--- Direction ---
Repeat each line exactly as it is written.

--- Task inputs ---

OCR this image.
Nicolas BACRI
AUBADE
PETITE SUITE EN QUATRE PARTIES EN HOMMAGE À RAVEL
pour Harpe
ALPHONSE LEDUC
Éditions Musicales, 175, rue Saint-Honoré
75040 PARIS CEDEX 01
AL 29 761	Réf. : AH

--- Solution below ---
OCR this image.
Nicolas BACRI
AUBADE
PETITE SUITE EN QUATRE PARTIES EN HOMMAGE À RAVEL
pour Harpe
ALPHONSE LEDUC
Éditions Musicales, 175, rue Saint-Honoré
75040 PARIS CEDEX 01
AL 29 761	Réf. : AH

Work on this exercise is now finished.